Saved entries:

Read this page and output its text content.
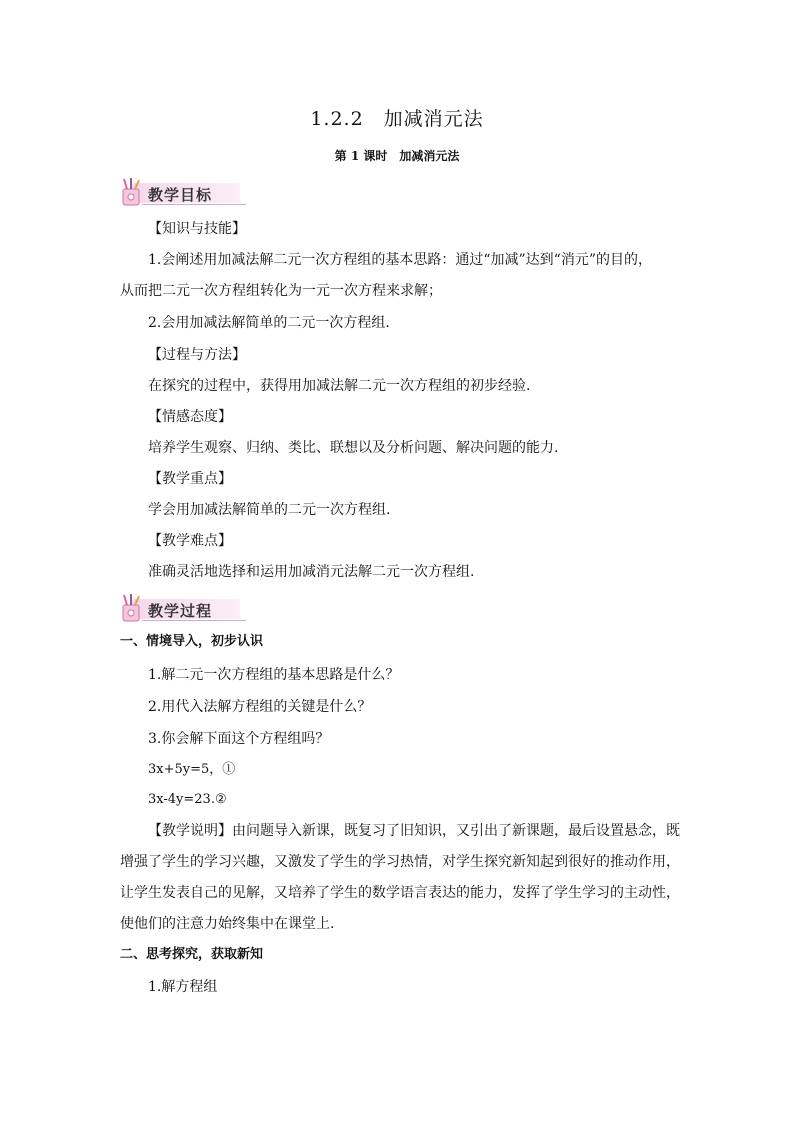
1.2.2　加减消元法
第 1 课时　加减消元法
教学目标
【知识与技能】
1.会阐述用加减法解二元一次方程组的基本思路：通过“加减”达到“消元”的目的，
从而把二元一次方程组转化为一元一次方程来求解；
2.会用加减法解简单的二元一次方程组.
【过程与方法】
在探究的过程中，获得用加减法解二元一次方程组的初步经验.
【情感态度】
培养学生观察、归纳、类比、联想以及分析问题、解决问题的能力.
【教学重点】
学会用加减法解简单的二元一次方程组.
【教学难点】
准确灵活地选择和运用加减消元法解二元一次方程组.
教学过程
一、情境导入，初步认识
1.解二元一次方程组的基本思路是什么？
2.用代入法解方程组的关键是什么？
3.你会解下面这个方程组吗？
3x+5y=5，①
3x-4y=23.②
【教学说明】由问题导入新课，既复习了旧知识，又引出了新课题，最后设置悬念，既
增强了学生的学习兴趣，又激发了学生的学习热情，对学生探究新知起到很好的推动作用，
让学生发表自己的见解，又培养了学生的数学语言表达的能力，发挥了学生学习的主动性，
使他们的注意力始终集中在课堂上.
二、思考探究，获取新知
1.解方程组
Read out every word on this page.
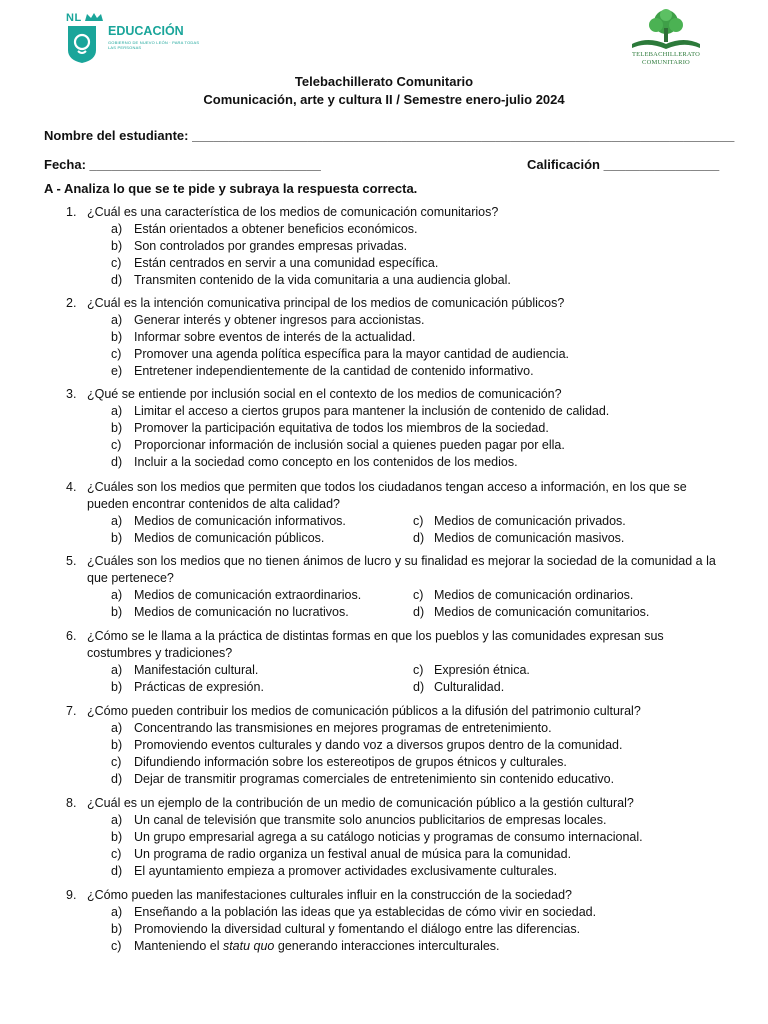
NL
EDUCACIÓN
GOBIERNO DE NUEVO LEÓN · PARA TODAS LAS PERSONAS
TELEBACHILLERATO
COMUNITARIO
Telebachillerato Comunitario
Comunicación, arte y cultura II / Semestre enero-julio 2024
Nombre del estudiante: ___________________________________________________________________________
Fecha: ________________________________	Calificación ________________
A - Analiza lo que se te pide y subraya la respuesta correcta.
1. ¿Cuál es una característica de los medios de comunicación comunitarios?
a) Están orientados a obtener beneficios económicos.
b) Son controlados por grandes empresas privadas.
c) Están centrados en servir a una comunidad específica.
d) Transmiten contenido de la vida comunitaria a una audiencia global.
2. ¿Cuál es la intención comunicativa principal de los medios de comunicación públicos?
a) Generar interés y obtener ingresos para accionistas.
b) Informar sobre eventos de interés de la actualidad.
c) Promover una agenda política específica para la mayor cantidad de audiencia.
e) Entretener independientemente de la cantidad de contenido informativo.
3. ¿Qué se entiende por inclusión social en el contexto de los medios de comunicación?
a) Limitar el acceso a ciertos grupos para mantener la inclusión de contenido de calidad.
b) Promover la participación equitativa de todos los miembros de la sociedad.
c) Proporcionar información de inclusión social a quienes pueden pagar por ella.
d) Incluir a la sociedad como concepto en los contenidos de los medios.
4. ¿Cuáles son los medios que permiten que todos los ciudadanos tengan acceso a información, en los que se pueden encontrar contenidos de alta calidad?
a) Medios de comunicación informativos.	c) Medios de comunicación privados.
b) Medios de comunicación públicos.	d) Medios de comunicación masivos.
5. ¿Cuáles son los medios que no tienen ánimos de lucro y su finalidad es mejorar la sociedad de la comunidad a la que pertenece?
a) Medios de comunicación extraordinarios.	c) Medios de comunicación ordinarios.
b) Medios de comunicación no lucrativos.	d) Medios de comunicación comunitarios.
6. ¿Cómo se le llama a la práctica de distintas formas en que los pueblos y las comunidades expresan sus costumbres y tradiciones?
a) Manifestación cultural.	c) Expresión étnica.
b) Prácticas de expresión.	d) Culturalidad.
7. ¿Cómo pueden contribuir los medios de comunicación públicos a la difusión del patrimonio cultural?
a) Concentrando las transmisiones en mejores programas de entretenimiento.
b) Promoviendo eventos culturales y dando voz a diversos grupos dentro de la comunidad.
c) Difundiendo información sobre los estereotipos de grupos étnicos y culturales.
d) Dejar de transmitir programas comerciales de entretenimiento sin contenido educativo.
8. ¿Cuál es un ejemplo de la contribución de un medio de comunicación público a la gestión cultural?
a) Un canal de televisión que transmite solo anuncios publicitarios de empresas locales.
b) Un grupo empresarial agrega a su catálogo noticias y programas de consumo internacional.
c) Un programa de radio organiza un festival anual de música para la comunidad.
d) El ayuntamiento empieza a promover actividades exclusivamente culturales.
9. ¿Cómo pueden las manifestaciones culturales influir en la construcción de la sociedad?
a) Enseñando a la población las ideas que ya establecidas de cómo vivir en sociedad.
b) Promoviendo la diversidad cultural y fomentando el diálogo entre las diferencias.
c) Manteniendo el statu quo generando interacciones interculturales.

• _Work instructions_:
Repeat the listing in full and exactly. Leave any pictures out.

• _Expected answer_:
Read this page and output its text content.
1.2.2　加减消元法
第 1 课时　加减消元法
教学目标
【知识与技能】
1.会阐述用加减法解二元一次方程组的基本思路：通过“加减”达到“消元”的目的，
从而把二元一次方程组转化为一元一次方程来求解；
2.会用加减法解简单的二元一次方程组.
【过程与方法】
在探究的过程中，获得用加减法解二元一次方程组的初步经验.
【情感态度】
培养学生观察、归纳、类比、联想以及分析问题、解决问题的能力.
【教学重点】
学会用加减法解简单的二元一次方程组.
【教学难点】
准确灵活地选择和运用加减消元法解二元一次方程组.
教学过程
一、情境导入，初步认识
1.解二元一次方程组的基本思路是什么？
2.用代入法解方程组的关键是什么？
3.你会解下面这个方程组吗？
3x+5y=5，①
3x-4y=23.②
【教学说明】由问题导入新课，既复习了旧知识，又引出了新课题，最后设置悬念，既
增强了学生的学习兴趣，又激发了学生的学习热情，对学生探究新知起到很好的推动作用，
让学生发表自己的见解，又培养了学生的数学语言表达的能力，发挥了学生学习的主动性，
使他们的注意力始终集中在课堂上.
二、思考探究，获取新知
1.解方程组
Read out every word on this page.
NL
EDUCACIÓN
GOBIERNO DE NUEVO LEÓN · PARA TODAS LAS PERSONAS
TELEBACHILLERATO
COMUNITARIO
Telebachillerato Comunitario
Comunicación, arte y cultura II / Semestre enero-julio 2024
Nombre del estudiante: ___________________________________________________________________________
Fecha: ________________________________	Calificación ________________
A - Analiza lo que se te pide y subraya la respuesta correcta.
1. ¿Cuál es una característica de los medios de comunicación comunitarios?
a) Están orientados a obtener beneficios económicos.
b) Son controlados por grandes empresas privadas.
c) Están centrados en servir a una comunidad específica.
d) Transmiten contenido de la vida comunitaria a una audiencia global.
2. ¿Cuál es la intención comunicativa principal de los medios de comunicación públicos?
a) Generar interés y obtener ingresos para accionistas.
b) Informar sobre eventos de interés de la actualidad.
c) Promover una agenda política específica para la mayor cantidad de audiencia.
e) Entretener independientemente de la cantidad de contenido informativo.
3. ¿Qué se entiende por inclusión social en el contexto de los medios de comunicación?
a) Limitar el acceso a ciertos grupos para mantener la inclusión de contenido de calidad.
b) Promover la participación equitativa de todos los miembros de la sociedad.
c) Proporcionar información de inclusión social a quienes pueden pagar por ella.
d) Incluir a la sociedad como concepto en los contenidos de los medios.
4. ¿Cuáles son los medios que permiten que todos los ciudadanos tengan acceso a información, en los que se pueden encontrar contenidos de alta calidad?
a) Medios de comunicación informativos.	c) Medios de comunicación privados.
b) Medios de comunicación públicos.	d) Medios de comunicación masivos.
5. ¿Cuáles son los medios que no tienen ánimos de lucro y su finalidad es mejorar la sociedad de la comunidad a la que pertenece?
a) Medios de comunicación extraordinarios.	c) Medios de comunicación ordinarios.
b) Medios de comunicación no lucrativos.	d) Medios de comunicación comunitarios.
6. ¿Cómo se le llama a la práctica de distintas formas en que los pueblos y las comunidades expresan sus costumbres y tradiciones?
a) Manifestación cultural.	c) Expresión étnica.
b) Prácticas de expresión.	d) Culturalidad.
7. ¿Cómo pueden contribuir los medios de comunicación públicos a la difusión del patrimonio cultural?
a) Concentrando las transmisiones en mejores programas de entretenimiento.
b) Promoviendo eventos culturales y dando voz a diversos grupos dentro de la comunidad.
c) Difundiendo información sobre los estereotipos de grupos étnicos y culturales.
d) Dejar de transmitir programas comerciales de entretenimiento sin contenido educativo.
8. ¿Cuál es un ejemplo de la contribución de un medio de comunicación público a la gestión cultural?
a) Un canal de televisión que transmite solo anuncios publicitarios de empresas locales.
b) Un grupo empresarial agrega a su catálogo noticias y programas de consumo internacional.
c) Un programa de radio organiza un festival anual de música para la comunidad.
d) El ayuntamiento empieza a promover actividades exclusivamente culturales.
9. ¿Cómo pueden las manifestaciones culturales influir en la construcción de la sociedad?
a) Enseñando a la población las ideas que ya establecidas de cómo vivir en sociedad.
b) Promoviendo la diversidad cultural y fomentando el diálogo entre las diferencias.
c) Manteniendo el statu quo generando interacciones interculturales.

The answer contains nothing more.